→ **AIM OF THE TASK**:
Omit every picture, then give all the entries again exactly.

→ **MATERIALS PROVIDED**:
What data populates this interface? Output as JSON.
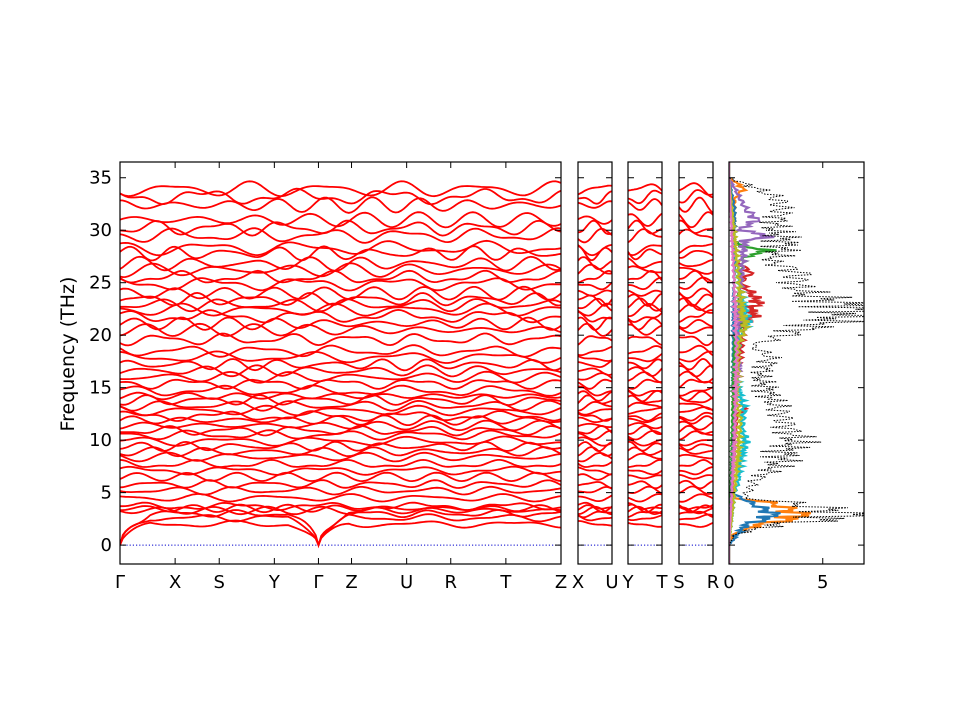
{
  "chart_data": {
    "type": "line",
    "title": "",
    "ylabel": "Frequency (THz)",
    "ylim": [
      -1.8,
      36.5
    ],
    "yticks": [
      0,
      5,
      10,
      15,
      20,
      25,
      30,
      35
    ],
    "band_color": "#ff0000",
    "zero_line_color": "#0000cc",
    "band_panels": [
      {
        "xlim": [
          0,
          8
        ],
        "high_symmetry_points": [
          {
            "label": "Γ",
            "x": 0
          },
          {
            "label": "X",
            "x": 1
          },
          {
            "label": "S",
            "x": 1.8
          },
          {
            "label": "Y",
            "x": 2.8
          },
          {
            "label": "Γ",
            "x": 3.6
          },
          {
            "label": "Z",
            "x": 4.2
          },
          {
            "label": "U",
            "x": 5.2
          },
          {
            "label": "R",
            "x": 6.0
          },
          {
            "label": "T",
            "x": 7.0
          },
          {
            "label": "Z",
            "x": 8.0
          }
        ]
      },
      {
        "xlim": [
          0,
          1
        ],
        "high_symmetry_points": [
          {
            "label": "X",
            "x": 0
          },
          {
            "label": "U",
            "x": 1
          }
        ]
      },
      {
        "xlim": [
          0,
          1
        ],
        "high_symmetry_points": [
          {
            "label": "Y",
            "x": 0
          },
          {
            "label": "T",
            "x": 1
          }
        ]
      },
      {
        "xlim": [
          0,
          1
        ],
        "high_symmetry_points": [
          {
            "label": "S",
            "x": 0
          },
          {
            "label": "R",
            "x": 1
          }
        ]
      }
    ],
    "band_levels_thz": [
      2.0,
      2.6,
      3.0,
      3.3,
      3.5,
      3.7,
      4.5,
      5.2,
      5.8,
      6.5,
      7.1,
      7.7,
      8.4,
      8.9,
      9.4,
      9.9,
      10.5,
      10.9,
      11.4,
      11.9,
      12.3,
      12.8,
      13.3,
      13.8,
      14.2,
      14.7,
      15.4,
      16.0,
      16.6,
      17.2,
      17.9,
      18.5,
      19.6,
      20.5,
      21.1,
      21.8,
      22.4,
      22.9,
      23.4,
      24.0,
      24.9,
      25.5,
      26.2,
      26.8,
      27.8,
      28.3,
      29.5,
      30.2,
      31.0,
      32.4,
      33.2,
      33.9
    ],
    "dos_panel": {
      "xlim": [
        0,
        7.2
      ],
      "xticks": [
        0,
        5
      ],
      "total_color": "#000000",
      "partial_colors": [
        "#ff7f0e",
        "#1f77b4",
        "#2ca02c",
        "#d62728",
        "#9467bd",
        "#17becf",
        "#bcbd22",
        "#e377c2"
      ],
      "total_dos": [
        [
          0.0,
          0.0
        ],
        [
          1.0,
          0.3
        ],
        [
          2.0,
          2.5
        ],
        [
          2.5,
          5.5
        ],
        [
          3.0,
          6.5
        ],
        [
          3.5,
          5.0
        ],
        [
          4.0,
          3.5
        ],
        [
          4.5,
          0.8
        ],
        [
          5.0,
          1.0
        ],
        [
          6.0,
          1.3
        ],
        [
          7.0,
          2.1
        ],
        [
          8.0,
          2.8
        ],
        [
          9.0,
          3.0
        ],
        [
          10.0,
          3.6
        ],
        [
          11.0,
          3.2
        ],
        [
          12.0,
          2.9
        ],
        [
          13.0,
          2.6
        ],
        [
          14.0,
          2.2
        ],
        [
          15.0,
          2.0
        ],
        [
          16.0,
          1.6
        ],
        [
          17.0,
          2.0
        ],
        [
          18.0,
          2.2
        ],
        [
          19.0,
          1.2
        ],
        [
          20.0,
          3.0
        ],
        [
          21.0,
          4.8
        ],
        [
          22.0,
          6.5
        ],
        [
          22.5,
          7.0
        ],
        [
          23.0,
          6.0
        ],
        [
          24.0,
          4.0
        ],
        [
          25.0,
          3.5
        ],
        [
          26.0,
          3.8
        ],
        [
          27.0,
          2.2
        ],
        [
          28.0,
          2.8
        ],
        [
          29.0,
          3.0
        ],
        [
          30.0,
          2.4
        ],
        [
          31.0,
          2.6
        ],
        [
          32.0,
          2.8
        ],
        [
          33.0,
          2.6
        ],
        [
          34.0,
          1.5
        ],
        [
          35.0,
          0.0
        ]
      ],
      "partial_dos": [
        [
          [
            0.0,
            0.0
          ],
          [
            1.0,
            0.2
          ],
          [
            2.0,
            1.6
          ],
          [
            2.5,
            3.4
          ],
          [
            3.0,
            3.8
          ],
          [
            3.5,
            3.0
          ],
          [
            4.0,
            2.4
          ],
          [
            4.5,
            0.2
          ],
          [
            33.0,
            0.3
          ],
          [
            34.0,
            0.8
          ],
          [
            35.0,
            0.0
          ]
        ],
        [
          [
            0.0,
            0.0
          ],
          [
            2.0,
            0.9
          ],
          [
            2.5,
            2.0
          ],
          [
            3.0,
            2.4
          ],
          [
            3.5,
            1.8
          ],
          [
            4.0,
            1.2
          ],
          [
            5.0,
            0.1
          ],
          [
            12.0,
            0.3
          ],
          [
            15.0,
            0.2
          ],
          [
            32.0,
            0.3
          ],
          [
            35.0,
            0.0
          ]
        ],
        [
          [
            0.0,
            0.0
          ],
          [
            20.0,
            0.3
          ],
          [
            21.0,
            0.7
          ],
          [
            22.0,
            0.5
          ],
          [
            26.0,
            0.6
          ],
          [
            27.5,
            0.8
          ],
          [
            28.0,
            2.2
          ],
          [
            28.5,
            0.6
          ],
          [
            29.0,
            0.3
          ],
          [
            35.0,
            0.0
          ]
        ],
        [
          [
            0.0,
            0.0
          ],
          [
            12.5,
            0.4
          ],
          [
            13.0,
            1.0
          ],
          [
            13.5,
            0.3
          ],
          [
            21.0,
            0.8
          ],
          [
            22.0,
            1.4
          ],
          [
            22.5,
            1.1
          ],
          [
            23.0,
            1.6
          ],
          [
            24.0,
            1.2
          ],
          [
            25.0,
            0.6
          ],
          [
            26.0,
            1.2
          ],
          [
            27.0,
            0.4
          ],
          [
            35.0,
            0.0
          ]
        ],
        [
          [
            0.0,
            0.0
          ],
          [
            16.0,
            0.4
          ],
          [
            17.0,
            0.6
          ],
          [
            18.0,
            0.4
          ],
          [
            29.0,
            0.8
          ],
          [
            29.5,
            2.3
          ],
          [
            30.0,
            0.5
          ],
          [
            31.0,
            1.5
          ],
          [
            32.0,
            0.9
          ],
          [
            33.0,
            0.6
          ],
          [
            35.0,
            0.0
          ]
        ],
        [
          [
            0.0,
            0.0
          ],
          [
            5.0,
            0.3
          ],
          [
            6.0,
            0.5
          ],
          [
            8.0,
            0.6
          ],
          [
            10.0,
            0.9
          ],
          [
            11.0,
            0.7
          ],
          [
            13.0,
            0.8
          ],
          [
            15.0,
            0.5
          ],
          [
            17.0,
            0.4
          ],
          [
            20.0,
            0.6
          ],
          [
            21.0,
            1.0
          ],
          [
            25.0,
            0.5
          ],
          [
            35.0,
            0.0
          ]
        ],
        [
          [
            0.0,
            0.0
          ],
          [
            7.0,
            0.4
          ],
          [
            9.0,
            0.5
          ],
          [
            12.0,
            0.6
          ],
          [
            14.0,
            0.4
          ],
          [
            19.0,
            0.5
          ],
          [
            21.0,
            0.9
          ],
          [
            22.0,
            0.7
          ],
          [
            35.0,
            0.0
          ]
        ],
        [
          [
            0.0,
            0.0
          ],
          [
            10.0,
            0.3
          ],
          [
            18.0,
            0.4
          ],
          [
            24.0,
            0.3
          ],
          [
            35.0,
            0.0
          ]
        ]
      ]
    }
  }
}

→ **WRITTEN ANSWER**:
What data populates this interface? Output as JSON.
{
  "chart_data": {
    "type": "line",
    "title": "",
    "ylabel": "Frequency (THz)",
    "ylim": [
      -1.8,
      36.5
    ],
    "yticks": [
      0,
      5,
      10,
      15,
      20,
      25,
      30,
      35
    ],
    "band_color": "#ff0000",
    "zero_line_color": "#0000cc",
    "band_panels": [
      {
        "xlim": [
          0,
          8
        ],
        "high_symmetry_points": [
          {
            "label": "Γ",
            "x": 0
          },
          {
            "label": "X",
            "x": 1
          },
          {
            "label": "S",
            "x": 1.8
          },
          {
            "label": "Y",
            "x": 2.8
          },
          {
            "label": "Γ",
            "x": 3.6
          },
          {
            "label": "Z",
            "x": 4.2
          },
          {
            "label": "U",
            "x": 5.2
          },
          {
            "label": "R",
            "x": 6.0
          },
          {
            "label": "T",
            "x": 7.0
          },
          {
            "label": "Z",
            "x": 8.0
          }
        ]
      },
      {
        "xlim": [
          0,
          1
        ],
        "high_symmetry_points": [
          {
            "label": "X",
            "x": 0
          },
          {
            "label": "U",
            "x": 1
          }
        ]
      },
      {
        "xlim": [
          0,
          1
        ],
        "high_symmetry_points": [
          {
            "label": "Y",
            "x": 0
          },
          {
            "label": "T",
            "x": 1
          }
        ]
      },
      {
        "xlim": [
          0,
          1
        ],
        "high_symmetry_points": [
          {
            "label": "S",
            "x": 0
          },
          {
            "label": "R",
            "x": 1
          }
        ]
      }
    ],
    "band_levels_thz": [
      2.0,
      2.6,
      3.0,
      3.3,
      3.5,
      3.7,
      4.5,
      5.2,
      5.8,
      6.5,
      7.1,
      7.7,
      8.4,
      8.9,
      9.4,
      9.9,
      10.5,
      10.9,
      11.4,
      11.9,
      12.3,
      12.8,
      13.3,
      13.8,
      14.2,
      14.7,
      15.4,
      16.0,
      16.6,
      17.2,
      17.9,
      18.5,
      19.6,
      20.5,
      21.1,
      21.8,
      22.4,
      22.9,
      23.4,
      24.0,
      24.9,
      25.5,
      26.2,
      26.8,
      27.8,
      28.3,
      29.5,
      30.2,
      31.0,
      32.4,
      33.2,
      33.9
    ],
    "dos_panel": {
      "xlim": [
        0,
        7.2
      ],
      "xticks": [
        0,
        5
      ],
      "total_color": "#000000",
      "partial_colors": [
        "#ff7f0e",
        "#1f77b4",
        "#2ca02c",
        "#d62728",
        "#9467bd",
        "#17becf",
        "#bcbd22",
        "#e377c2"
      ],
      "total_dos": [
        [
          0.0,
          0.0
        ],
        [
          1.0,
          0.3
        ],
        [
          2.0,
          2.5
        ],
        [
          2.5,
          5.5
        ],
        [
          3.0,
          6.5
        ],
        [
          3.5,
          5.0
        ],
        [
          4.0,
          3.5
        ],
        [
          4.5,
          0.8
        ],
        [
          5.0,
          1.0
        ],
        [
          6.0,
          1.3
        ],
        [
          7.0,
          2.1
        ],
        [
          8.0,
          2.8
        ],
        [
          9.0,
          3.0
        ],
        [
          10.0,
          3.6
        ],
        [
          11.0,
          3.2
        ],
        [
          12.0,
          2.9
        ],
        [
          13.0,
          2.6
        ],
        [
          14.0,
          2.2
        ],
        [
          15.0,
          2.0
        ],
        [
          16.0,
          1.6
        ],
        [
          17.0,
          2.0
        ],
        [
          18.0,
          2.2
        ],
        [
          19.0,
          1.2
        ],
        [
          20.0,
          3.0
        ],
        [
          21.0,
          4.8
        ],
        [
          22.0,
          6.5
        ],
        [
          22.5,
          7.0
        ],
        [
          23.0,
          6.0
        ],
        [
          24.0,
          4.0
        ],
        [
          25.0,
          3.5
        ],
        [
          26.0,
          3.8
        ],
        [
          27.0,
          2.2
        ],
        [
          28.0,
          2.8
        ],
        [
          29.0,
          3.0
        ],
        [
          30.0,
          2.4
        ],
        [
          31.0,
          2.6
        ],
        [
          32.0,
          2.8
        ],
        [
          33.0,
          2.6
        ],
        [
          34.0,
          1.5
        ],
        [
          35.0,
          0.0
        ]
      ],
      "partial_dos": [
        [
          [
            0.0,
            0.0
          ],
          [
            1.0,
            0.2
          ],
          [
            2.0,
            1.6
          ],
          [
            2.5,
            3.4
          ],
          [
            3.0,
            3.8
          ],
          [
            3.5,
            3.0
          ],
          [
            4.0,
            2.4
          ],
          [
            4.5,
            0.2
          ],
          [
            33.0,
            0.3
          ],
          [
            34.0,
            0.8
          ],
          [
            35.0,
            0.0
          ]
        ],
        [
          [
            0.0,
            0.0
          ],
          [
            2.0,
            0.9
          ],
          [
            2.5,
            2.0
          ],
          [
            3.0,
            2.4
          ],
          [
            3.5,
            1.8
          ],
          [
            4.0,
            1.2
          ],
          [
            5.0,
            0.1
          ],
          [
            12.0,
            0.3
          ],
          [
            15.0,
            0.2
          ],
          [
            32.0,
            0.3
          ],
          [
            35.0,
            0.0
          ]
        ],
        [
          [
            0.0,
            0.0
          ],
          [
            20.0,
            0.3
          ],
          [
            21.0,
            0.7
          ],
          [
            22.0,
            0.5
          ],
          [
            26.0,
            0.6
          ],
          [
            27.5,
            0.8
          ],
          [
            28.0,
            2.2
          ],
          [
            28.5,
            0.6
          ],
          [
            29.0,
            0.3
          ],
          [
            35.0,
            0.0
          ]
        ],
        [
          [
            0.0,
            0.0
          ],
          [
            12.5,
            0.4
          ],
          [
            13.0,
            1.0
          ],
          [
            13.5,
            0.3
          ],
          [
            21.0,
            0.8
          ],
          [
            22.0,
            1.4
          ],
          [
            22.5,
            1.1
          ],
          [
            23.0,
            1.6
          ],
          [
            24.0,
            1.2
          ],
          [
            25.0,
            0.6
          ],
          [
            26.0,
            1.2
          ],
          [
            27.0,
            0.4
          ],
          [
            35.0,
            0.0
          ]
        ],
        [
          [
            0.0,
            0.0
          ],
          [
            16.0,
            0.4
          ],
          [
            17.0,
            0.6
          ],
          [
            18.0,
            0.4
          ],
          [
            29.0,
            0.8
          ],
          [
            29.5,
            2.3
          ],
          [
            30.0,
            0.5
          ],
          [
            31.0,
            1.5
          ],
          [
            32.0,
            0.9
          ],
          [
            33.0,
            0.6
          ],
          [
            35.0,
            0.0
          ]
        ],
        [
          [
            0.0,
            0.0
          ],
          [
            5.0,
            0.3
          ],
          [
            6.0,
            0.5
          ],
          [
            8.0,
            0.6
          ],
          [
            10.0,
            0.9
          ],
          [
            11.0,
            0.7
          ],
          [
            13.0,
            0.8
          ],
          [
            15.0,
            0.5
          ],
          [
            17.0,
            0.4
          ],
          [
            20.0,
            0.6
          ],
          [
            21.0,
            1.0
          ],
          [
            25.0,
            0.5
          ],
          [
            35.0,
            0.0
          ]
        ],
        [
          [
            0.0,
            0.0
          ],
          [
            7.0,
            0.4
          ],
          [
            9.0,
            0.5
          ],
          [
            12.0,
            0.6
          ],
          [
            14.0,
            0.4
          ],
          [
            19.0,
            0.5
          ],
          [
            21.0,
            0.9
          ],
          [
            22.0,
            0.7
          ],
          [
            35.0,
            0.0
          ]
        ],
        [
          [
            0.0,
            0.0
          ],
          [
            10.0,
            0.3
          ],
          [
            18.0,
            0.4
          ],
          [
            24.0,
            0.3
          ],
          [
            35.0,
            0.0
          ]
        ]
      ]
    }
  }
}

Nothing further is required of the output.